EXERCISE: Search the records that follow and extract every line containing the string "name".

EXTRACTED DATA:
◆ ◆ ◆ ◆ ◆
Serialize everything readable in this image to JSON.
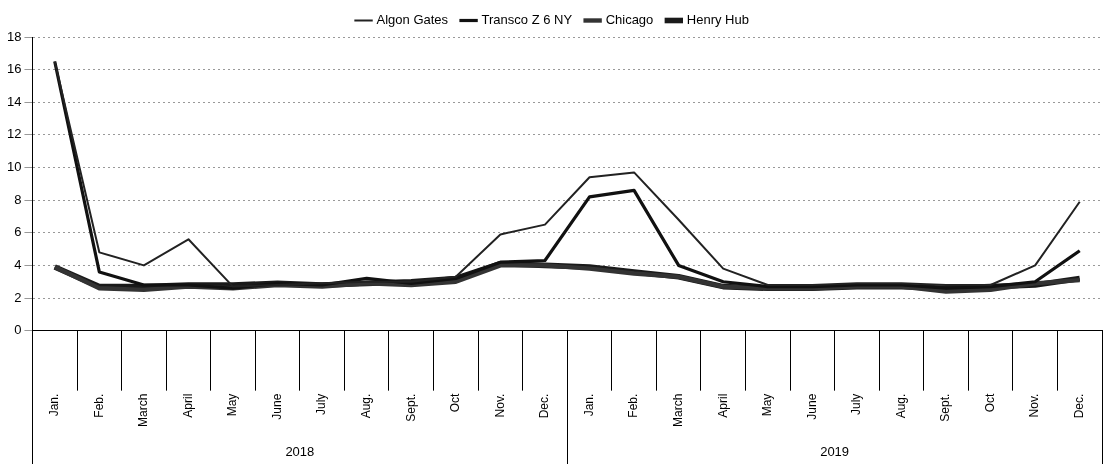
{
  "chart_data": {
    "type": "line",
    "categories": [
      "Jan.",
      "Feb.",
      "March",
      "April",
      "May",
      "June",
      "July",
      "Aug.",
      "Sept.",
      "Oct",
      "Nov.",
      "Dec.",
      "Jan.",
      "Feb.",
      "March",
      "April",
      "May",
      "June",
      "July",
      "Aug.",
      "Sept.",
      "Oct",
      "Nov.",
      "Dec."
    ],
    "series": [
      {
        "name": "Algon Gates",
        "color": "#222222",
        "values": [
          16.5,
          4.8,
          4.0,
          5.6,
          2.7,
          2.8,
          2.9,
          3.0,
          3.0,
          3.3,
          5.9,
          6.5,
          9.4,
          9.7,
          6.8,
          3.8,
          2.8,
          2.8,
          2.9,
          2.9,
          2.8,
          2.8,
          4.0,
          7.9
        ]
      },
      {
        "name": "Transco Z 6 NY",
        "color": "#111111",
        "values": [
          16.5,
          3.6,
          2.8,
          2.8,
          2.6,
          2.9,
          2.8,
          3.2,
          2.9,
          3.2,
          4.2,
          4.3,
          8.2,
          8.6,
          4.0,
          3.0,
          2.7,
          2.7,
          2.8,
          2.8,
          2.6,
          2.7,
          3.0,
          4.9
        ]
      },
      {
        "name": "Chicago",
        "color": "#333333",
        "values": [
          3.9,
          2.6,
          2.5,
          2.7,
          2.6,
          2.8,
          2.7,
          2.9,
          2.8,
          3.0,
          4.0,
          4.0,
          3.8,
          3.5,
          3.3,
          2.7,
          2.6,
          2.6,
          2.7,
          2.7,
          2.4,
          2.5,
          2.9,
          3.1
        ]
      },
      {
        "name": "Henry Hub",
        "color": "#1a1a1a",
        "values": [
          3.9,
          2.7,
          2.7,
          2.8,
          2.8,
          2.9,
          2.8,
          2.9,
          3.0,
          3.2,
          4.1,
          4.0,
          3.9,
          3.6,
          3.3,
          2.7,
          2.6,
          2.6,
          2.7,
          2.7,
          2.6,
          2.7,
          2.8,
          3.2
        ]
      }
    ],
    "ylim": [
      0,
      18
    ],
    "yticks": [
      0,
      2,
      4,
      6,
      8,
      10,
      12,
      14,
      16,
      18
    ],
    "grid": "y",
    "legend": "top",
    "marker": "none",
    "line_style": "solid",
    "annotations": [
      "2018",
      "2019"
    ]
  }
}
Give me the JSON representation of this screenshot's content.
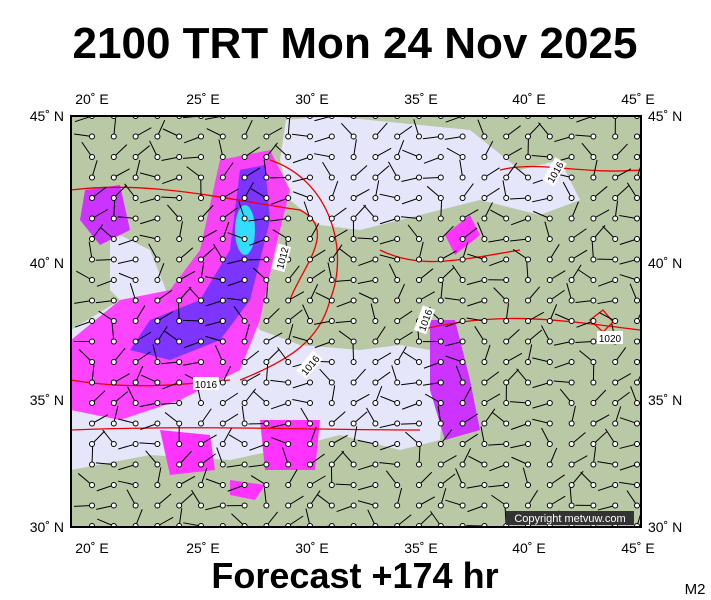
{
  "header": {
    "title": "2100 TRT Mon 24 Nov 2025"
  },
  "map": {
    "lon_labels": [
      "20˚ E",
      "25˚ E",
      "30˚ E",
      "35˚ E",
      "40˚ E",
      "45˚ E"
    ],
    "lat_labels": [
      "45˚ N",
      "40˚ N",
      "35˚ N",
      "30˚ N"
    ],
    "isobar_labels": [
      "1016",
      "1012",
      "1016",
      "1016",
      "1016",
      "1020"
    ],
    "copyright": "Copyright metvuw.com"
  },
  "footer": {
    "forecast": "Forecast +174 hr",
    "model": "M2"
  }
}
◆ ◆ ◆ ◆ ◆
RESPONSE BELOW:
        "name": "Algon Gates",
        "name": "Transco Z 6 NY",
        "name": "Chicago",
        "name": "Henry Hub",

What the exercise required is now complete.